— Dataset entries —
- - -

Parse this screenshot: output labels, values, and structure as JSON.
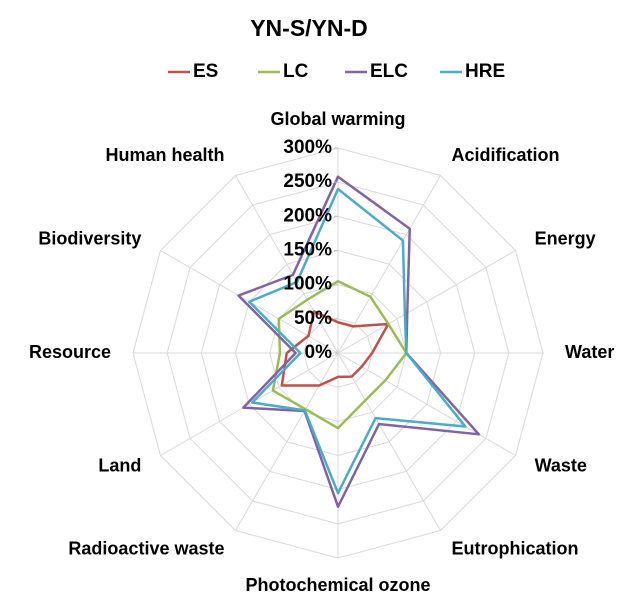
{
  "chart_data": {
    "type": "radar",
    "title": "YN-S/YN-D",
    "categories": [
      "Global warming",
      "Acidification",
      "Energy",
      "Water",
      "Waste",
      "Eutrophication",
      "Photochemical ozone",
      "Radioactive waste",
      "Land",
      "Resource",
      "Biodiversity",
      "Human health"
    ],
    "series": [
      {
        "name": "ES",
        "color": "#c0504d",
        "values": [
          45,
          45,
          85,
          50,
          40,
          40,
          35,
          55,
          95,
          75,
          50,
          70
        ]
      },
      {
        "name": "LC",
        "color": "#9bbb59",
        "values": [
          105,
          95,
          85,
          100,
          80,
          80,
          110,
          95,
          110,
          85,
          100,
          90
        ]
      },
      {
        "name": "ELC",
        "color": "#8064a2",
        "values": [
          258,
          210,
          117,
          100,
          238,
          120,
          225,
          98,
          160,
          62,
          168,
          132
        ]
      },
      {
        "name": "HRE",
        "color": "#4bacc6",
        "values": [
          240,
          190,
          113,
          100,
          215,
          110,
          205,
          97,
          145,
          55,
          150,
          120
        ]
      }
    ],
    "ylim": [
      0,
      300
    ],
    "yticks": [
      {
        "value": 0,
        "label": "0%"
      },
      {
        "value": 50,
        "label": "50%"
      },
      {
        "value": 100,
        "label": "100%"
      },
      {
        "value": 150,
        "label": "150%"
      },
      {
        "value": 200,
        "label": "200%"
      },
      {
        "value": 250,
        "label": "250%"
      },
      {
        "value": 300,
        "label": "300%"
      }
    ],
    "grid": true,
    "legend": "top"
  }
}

- - -

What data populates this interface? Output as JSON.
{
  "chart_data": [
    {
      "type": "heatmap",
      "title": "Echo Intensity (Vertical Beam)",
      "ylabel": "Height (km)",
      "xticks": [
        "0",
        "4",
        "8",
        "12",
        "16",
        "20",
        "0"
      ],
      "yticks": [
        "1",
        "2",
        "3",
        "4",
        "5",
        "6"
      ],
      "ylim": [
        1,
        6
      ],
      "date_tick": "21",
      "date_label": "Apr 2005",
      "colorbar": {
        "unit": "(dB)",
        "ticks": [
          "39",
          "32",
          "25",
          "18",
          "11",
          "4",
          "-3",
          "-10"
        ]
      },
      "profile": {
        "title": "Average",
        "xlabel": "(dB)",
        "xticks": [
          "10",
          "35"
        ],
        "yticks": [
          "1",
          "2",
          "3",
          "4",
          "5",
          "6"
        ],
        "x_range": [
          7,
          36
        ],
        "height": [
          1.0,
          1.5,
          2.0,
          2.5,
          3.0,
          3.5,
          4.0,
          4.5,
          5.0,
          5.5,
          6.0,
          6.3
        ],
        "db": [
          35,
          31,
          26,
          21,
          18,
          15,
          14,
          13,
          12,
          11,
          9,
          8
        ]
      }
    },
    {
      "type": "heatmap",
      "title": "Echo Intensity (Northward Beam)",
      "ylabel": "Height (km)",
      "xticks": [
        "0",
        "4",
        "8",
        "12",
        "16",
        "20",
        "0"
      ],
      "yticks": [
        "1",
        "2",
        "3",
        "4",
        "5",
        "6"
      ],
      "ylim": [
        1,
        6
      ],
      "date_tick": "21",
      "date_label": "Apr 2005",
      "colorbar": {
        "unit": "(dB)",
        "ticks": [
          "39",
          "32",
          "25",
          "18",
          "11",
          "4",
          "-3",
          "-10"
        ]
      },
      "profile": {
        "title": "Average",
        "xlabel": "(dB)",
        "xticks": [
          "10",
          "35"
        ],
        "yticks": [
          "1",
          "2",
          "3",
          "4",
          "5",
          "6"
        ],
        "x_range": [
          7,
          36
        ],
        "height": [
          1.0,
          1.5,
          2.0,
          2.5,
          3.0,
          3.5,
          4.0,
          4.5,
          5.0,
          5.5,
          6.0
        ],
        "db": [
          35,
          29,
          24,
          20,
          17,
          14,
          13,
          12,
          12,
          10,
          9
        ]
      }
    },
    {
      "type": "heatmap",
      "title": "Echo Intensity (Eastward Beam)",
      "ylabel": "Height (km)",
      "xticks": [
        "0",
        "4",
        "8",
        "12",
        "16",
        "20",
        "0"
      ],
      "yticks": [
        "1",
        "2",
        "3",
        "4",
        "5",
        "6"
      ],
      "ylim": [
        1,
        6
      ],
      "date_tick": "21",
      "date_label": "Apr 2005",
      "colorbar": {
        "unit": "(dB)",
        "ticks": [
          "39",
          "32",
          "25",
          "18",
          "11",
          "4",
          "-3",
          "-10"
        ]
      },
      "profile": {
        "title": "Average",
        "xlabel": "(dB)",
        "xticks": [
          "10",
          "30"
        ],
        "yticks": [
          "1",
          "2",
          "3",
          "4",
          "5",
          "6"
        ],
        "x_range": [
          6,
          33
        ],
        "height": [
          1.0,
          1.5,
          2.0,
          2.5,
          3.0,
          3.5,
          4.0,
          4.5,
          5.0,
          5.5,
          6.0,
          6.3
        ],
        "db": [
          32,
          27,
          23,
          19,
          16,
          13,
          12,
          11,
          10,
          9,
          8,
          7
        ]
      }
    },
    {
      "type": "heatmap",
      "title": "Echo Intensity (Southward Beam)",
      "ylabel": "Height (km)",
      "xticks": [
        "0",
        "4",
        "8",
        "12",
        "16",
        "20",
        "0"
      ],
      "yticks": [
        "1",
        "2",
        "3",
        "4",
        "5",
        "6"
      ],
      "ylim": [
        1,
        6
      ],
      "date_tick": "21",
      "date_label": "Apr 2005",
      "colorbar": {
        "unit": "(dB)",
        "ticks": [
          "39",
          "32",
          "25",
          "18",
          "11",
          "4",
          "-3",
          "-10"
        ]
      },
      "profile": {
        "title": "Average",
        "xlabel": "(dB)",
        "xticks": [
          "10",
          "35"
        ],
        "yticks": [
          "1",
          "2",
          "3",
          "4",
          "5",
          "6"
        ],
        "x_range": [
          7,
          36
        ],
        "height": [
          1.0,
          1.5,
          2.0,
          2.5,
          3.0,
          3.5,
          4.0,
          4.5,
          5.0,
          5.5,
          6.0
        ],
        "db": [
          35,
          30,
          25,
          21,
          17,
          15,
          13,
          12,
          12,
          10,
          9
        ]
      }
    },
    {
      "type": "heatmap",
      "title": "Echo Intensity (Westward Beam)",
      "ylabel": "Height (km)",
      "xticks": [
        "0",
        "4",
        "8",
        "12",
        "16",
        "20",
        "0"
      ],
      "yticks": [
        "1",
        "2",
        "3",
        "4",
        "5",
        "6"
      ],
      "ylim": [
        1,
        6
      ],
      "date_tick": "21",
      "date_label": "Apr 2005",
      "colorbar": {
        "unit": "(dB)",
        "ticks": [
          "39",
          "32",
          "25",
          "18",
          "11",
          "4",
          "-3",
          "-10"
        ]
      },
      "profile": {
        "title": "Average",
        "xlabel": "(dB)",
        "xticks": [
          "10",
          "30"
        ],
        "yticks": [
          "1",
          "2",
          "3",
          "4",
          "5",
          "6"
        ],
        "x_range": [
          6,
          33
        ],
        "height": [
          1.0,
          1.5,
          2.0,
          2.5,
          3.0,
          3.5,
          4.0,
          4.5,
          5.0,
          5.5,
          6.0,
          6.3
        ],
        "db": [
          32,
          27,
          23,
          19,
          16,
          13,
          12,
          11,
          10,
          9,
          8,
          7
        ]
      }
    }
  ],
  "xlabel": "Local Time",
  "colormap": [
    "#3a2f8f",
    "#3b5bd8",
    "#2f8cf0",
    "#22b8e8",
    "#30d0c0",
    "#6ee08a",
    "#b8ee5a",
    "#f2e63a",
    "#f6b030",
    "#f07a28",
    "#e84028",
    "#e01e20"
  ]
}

- - -

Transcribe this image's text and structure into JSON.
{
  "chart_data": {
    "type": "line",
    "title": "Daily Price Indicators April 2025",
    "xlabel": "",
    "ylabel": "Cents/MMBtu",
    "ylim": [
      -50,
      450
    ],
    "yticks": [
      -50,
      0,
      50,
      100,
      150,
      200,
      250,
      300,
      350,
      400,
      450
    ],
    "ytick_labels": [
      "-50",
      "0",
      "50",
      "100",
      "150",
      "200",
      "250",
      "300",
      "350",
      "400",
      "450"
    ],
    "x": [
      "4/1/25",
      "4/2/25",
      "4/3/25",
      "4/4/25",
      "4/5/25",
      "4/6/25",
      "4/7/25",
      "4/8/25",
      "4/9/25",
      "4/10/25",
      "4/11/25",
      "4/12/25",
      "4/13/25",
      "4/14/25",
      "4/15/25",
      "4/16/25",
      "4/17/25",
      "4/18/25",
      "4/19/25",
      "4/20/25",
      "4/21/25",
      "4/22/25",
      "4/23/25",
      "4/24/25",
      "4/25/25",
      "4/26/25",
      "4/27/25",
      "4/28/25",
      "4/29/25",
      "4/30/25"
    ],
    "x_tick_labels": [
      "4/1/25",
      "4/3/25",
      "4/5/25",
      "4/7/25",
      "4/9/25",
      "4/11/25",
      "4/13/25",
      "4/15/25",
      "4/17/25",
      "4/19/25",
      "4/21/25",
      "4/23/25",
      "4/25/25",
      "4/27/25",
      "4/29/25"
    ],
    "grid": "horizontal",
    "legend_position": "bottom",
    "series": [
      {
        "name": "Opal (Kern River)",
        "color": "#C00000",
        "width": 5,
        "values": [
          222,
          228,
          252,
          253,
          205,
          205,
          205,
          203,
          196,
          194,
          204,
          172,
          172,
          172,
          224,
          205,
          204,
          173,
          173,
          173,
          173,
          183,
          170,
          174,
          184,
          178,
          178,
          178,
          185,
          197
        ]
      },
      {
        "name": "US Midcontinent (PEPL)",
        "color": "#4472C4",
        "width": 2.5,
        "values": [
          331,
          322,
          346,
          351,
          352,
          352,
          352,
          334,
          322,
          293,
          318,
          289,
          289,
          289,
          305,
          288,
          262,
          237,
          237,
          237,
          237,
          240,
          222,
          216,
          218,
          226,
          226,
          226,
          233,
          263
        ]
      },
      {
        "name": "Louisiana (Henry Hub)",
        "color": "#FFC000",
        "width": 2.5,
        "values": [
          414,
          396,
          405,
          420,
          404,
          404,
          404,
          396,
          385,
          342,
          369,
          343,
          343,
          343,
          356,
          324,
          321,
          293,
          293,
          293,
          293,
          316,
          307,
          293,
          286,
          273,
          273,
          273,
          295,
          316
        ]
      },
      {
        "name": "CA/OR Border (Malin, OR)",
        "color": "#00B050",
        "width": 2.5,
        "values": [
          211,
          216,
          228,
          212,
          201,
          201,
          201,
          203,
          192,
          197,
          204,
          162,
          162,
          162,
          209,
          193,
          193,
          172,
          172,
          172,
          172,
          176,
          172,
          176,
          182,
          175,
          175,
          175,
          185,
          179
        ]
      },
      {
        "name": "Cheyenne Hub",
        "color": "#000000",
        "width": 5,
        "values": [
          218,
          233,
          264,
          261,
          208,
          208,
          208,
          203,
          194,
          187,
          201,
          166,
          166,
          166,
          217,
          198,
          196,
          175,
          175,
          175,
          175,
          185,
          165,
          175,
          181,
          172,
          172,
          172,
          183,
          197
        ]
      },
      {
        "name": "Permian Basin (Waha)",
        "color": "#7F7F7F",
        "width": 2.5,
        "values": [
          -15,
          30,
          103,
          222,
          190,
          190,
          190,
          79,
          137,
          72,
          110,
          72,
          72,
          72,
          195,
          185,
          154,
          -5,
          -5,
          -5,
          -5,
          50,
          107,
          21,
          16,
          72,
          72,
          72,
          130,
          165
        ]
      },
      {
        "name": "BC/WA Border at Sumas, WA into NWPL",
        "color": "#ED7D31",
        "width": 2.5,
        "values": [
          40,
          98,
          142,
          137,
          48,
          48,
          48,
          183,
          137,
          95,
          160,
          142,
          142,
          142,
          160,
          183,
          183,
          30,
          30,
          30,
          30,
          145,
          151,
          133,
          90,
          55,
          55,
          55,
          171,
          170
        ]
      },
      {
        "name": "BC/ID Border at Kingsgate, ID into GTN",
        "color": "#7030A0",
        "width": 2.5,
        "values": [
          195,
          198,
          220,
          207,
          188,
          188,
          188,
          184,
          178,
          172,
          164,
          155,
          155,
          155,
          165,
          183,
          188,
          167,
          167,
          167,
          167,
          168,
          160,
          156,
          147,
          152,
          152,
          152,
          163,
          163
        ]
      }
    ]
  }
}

- - -

— WHAT THIS TASK INVOLVES —
Show the lines from the data above that contain the string "name".

— WORKED SOLUTION —
        "name": "ES",
        "name": "LC",
        "name": "ELC",
        "name": "HRE",
        "name": "Opal (Kern River)",
        "name": "US Midcontinent (PEPL)",
        "name": "Louisiana (Henry Hub)",
        "name": "CA/OR Border (Malin, OR)",
        "name": "Cheyenne Hub",
        "name": "Permian Basin (Waha)",
        "name": "BC/WA Border at Sumas, WA into NWPL",
        "name": "BC/ID Border at Kingsgate, ID into GTN",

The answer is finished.